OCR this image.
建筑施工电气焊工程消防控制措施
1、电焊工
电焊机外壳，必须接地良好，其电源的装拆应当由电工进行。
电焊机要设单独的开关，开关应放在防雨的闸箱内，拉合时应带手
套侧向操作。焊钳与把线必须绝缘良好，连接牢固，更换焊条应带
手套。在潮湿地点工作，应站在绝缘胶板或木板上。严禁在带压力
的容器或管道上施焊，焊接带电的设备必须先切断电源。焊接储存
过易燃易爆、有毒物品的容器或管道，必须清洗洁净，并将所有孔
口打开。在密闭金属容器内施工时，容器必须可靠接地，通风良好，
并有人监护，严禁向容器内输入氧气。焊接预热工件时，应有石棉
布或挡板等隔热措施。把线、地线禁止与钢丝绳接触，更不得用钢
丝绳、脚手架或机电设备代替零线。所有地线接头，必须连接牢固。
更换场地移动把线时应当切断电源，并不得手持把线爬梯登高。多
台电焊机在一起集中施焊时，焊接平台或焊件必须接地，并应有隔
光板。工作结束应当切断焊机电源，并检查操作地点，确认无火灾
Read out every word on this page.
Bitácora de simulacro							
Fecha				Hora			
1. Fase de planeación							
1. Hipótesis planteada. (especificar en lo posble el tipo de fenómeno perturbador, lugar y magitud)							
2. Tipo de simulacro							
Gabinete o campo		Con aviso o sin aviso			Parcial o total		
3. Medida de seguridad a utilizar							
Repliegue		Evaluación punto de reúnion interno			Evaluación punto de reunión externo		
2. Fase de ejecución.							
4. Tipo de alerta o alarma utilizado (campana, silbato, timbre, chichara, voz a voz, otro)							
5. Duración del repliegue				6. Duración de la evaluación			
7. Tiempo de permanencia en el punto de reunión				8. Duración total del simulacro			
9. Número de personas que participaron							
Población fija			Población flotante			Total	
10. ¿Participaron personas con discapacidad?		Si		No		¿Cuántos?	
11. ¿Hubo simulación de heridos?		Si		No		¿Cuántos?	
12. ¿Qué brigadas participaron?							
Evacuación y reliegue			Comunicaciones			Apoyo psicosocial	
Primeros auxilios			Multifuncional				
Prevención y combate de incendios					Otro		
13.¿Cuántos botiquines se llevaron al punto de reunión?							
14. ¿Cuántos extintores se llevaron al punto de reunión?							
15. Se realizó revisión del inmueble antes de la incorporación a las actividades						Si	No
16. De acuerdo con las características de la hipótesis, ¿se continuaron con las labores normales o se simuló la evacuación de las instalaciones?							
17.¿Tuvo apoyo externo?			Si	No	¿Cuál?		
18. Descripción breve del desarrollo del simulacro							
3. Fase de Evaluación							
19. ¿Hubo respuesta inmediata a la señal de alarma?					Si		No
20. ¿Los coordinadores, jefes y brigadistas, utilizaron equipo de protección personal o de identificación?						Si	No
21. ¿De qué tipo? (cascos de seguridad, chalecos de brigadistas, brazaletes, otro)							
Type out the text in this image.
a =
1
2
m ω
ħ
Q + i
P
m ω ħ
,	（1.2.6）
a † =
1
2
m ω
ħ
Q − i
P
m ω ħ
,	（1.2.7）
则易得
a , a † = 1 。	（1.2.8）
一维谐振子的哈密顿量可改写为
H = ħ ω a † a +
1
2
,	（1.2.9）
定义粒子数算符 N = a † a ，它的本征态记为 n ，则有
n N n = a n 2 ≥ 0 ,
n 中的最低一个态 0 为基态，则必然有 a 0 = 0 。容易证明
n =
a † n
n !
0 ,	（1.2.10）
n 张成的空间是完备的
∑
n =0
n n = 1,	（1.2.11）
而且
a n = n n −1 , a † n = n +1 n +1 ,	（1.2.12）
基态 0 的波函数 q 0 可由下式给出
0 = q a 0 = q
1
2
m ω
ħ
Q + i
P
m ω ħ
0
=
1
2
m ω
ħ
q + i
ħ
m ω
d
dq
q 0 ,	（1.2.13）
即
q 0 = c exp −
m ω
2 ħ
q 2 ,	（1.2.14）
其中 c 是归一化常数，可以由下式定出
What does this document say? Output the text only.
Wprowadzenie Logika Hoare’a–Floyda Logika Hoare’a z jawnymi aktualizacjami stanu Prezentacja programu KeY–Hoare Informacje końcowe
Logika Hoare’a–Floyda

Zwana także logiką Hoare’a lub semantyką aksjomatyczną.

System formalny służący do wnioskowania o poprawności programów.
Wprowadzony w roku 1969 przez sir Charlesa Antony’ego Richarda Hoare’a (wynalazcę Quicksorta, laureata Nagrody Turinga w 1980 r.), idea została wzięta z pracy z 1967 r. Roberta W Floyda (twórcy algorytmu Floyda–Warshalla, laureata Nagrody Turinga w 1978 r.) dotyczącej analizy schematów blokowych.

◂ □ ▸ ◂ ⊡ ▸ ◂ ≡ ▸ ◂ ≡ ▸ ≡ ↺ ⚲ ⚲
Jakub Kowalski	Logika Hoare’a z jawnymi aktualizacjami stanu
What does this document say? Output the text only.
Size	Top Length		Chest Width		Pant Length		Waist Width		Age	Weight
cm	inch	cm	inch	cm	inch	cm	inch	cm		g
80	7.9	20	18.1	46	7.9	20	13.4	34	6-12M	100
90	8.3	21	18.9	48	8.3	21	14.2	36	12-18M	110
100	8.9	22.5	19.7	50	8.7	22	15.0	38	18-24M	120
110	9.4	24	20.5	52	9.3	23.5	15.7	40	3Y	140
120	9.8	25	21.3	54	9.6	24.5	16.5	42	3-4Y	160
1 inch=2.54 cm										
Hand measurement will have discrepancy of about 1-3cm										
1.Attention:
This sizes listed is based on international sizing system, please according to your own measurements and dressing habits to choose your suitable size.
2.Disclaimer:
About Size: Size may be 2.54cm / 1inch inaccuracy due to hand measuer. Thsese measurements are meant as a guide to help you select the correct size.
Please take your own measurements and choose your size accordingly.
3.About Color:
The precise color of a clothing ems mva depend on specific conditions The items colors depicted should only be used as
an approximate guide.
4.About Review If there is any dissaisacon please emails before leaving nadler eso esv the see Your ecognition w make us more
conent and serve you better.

* What you will do *
Only a number is expected here: the count of lines in the listing that hold the string "seguridad".

* Task solution *
2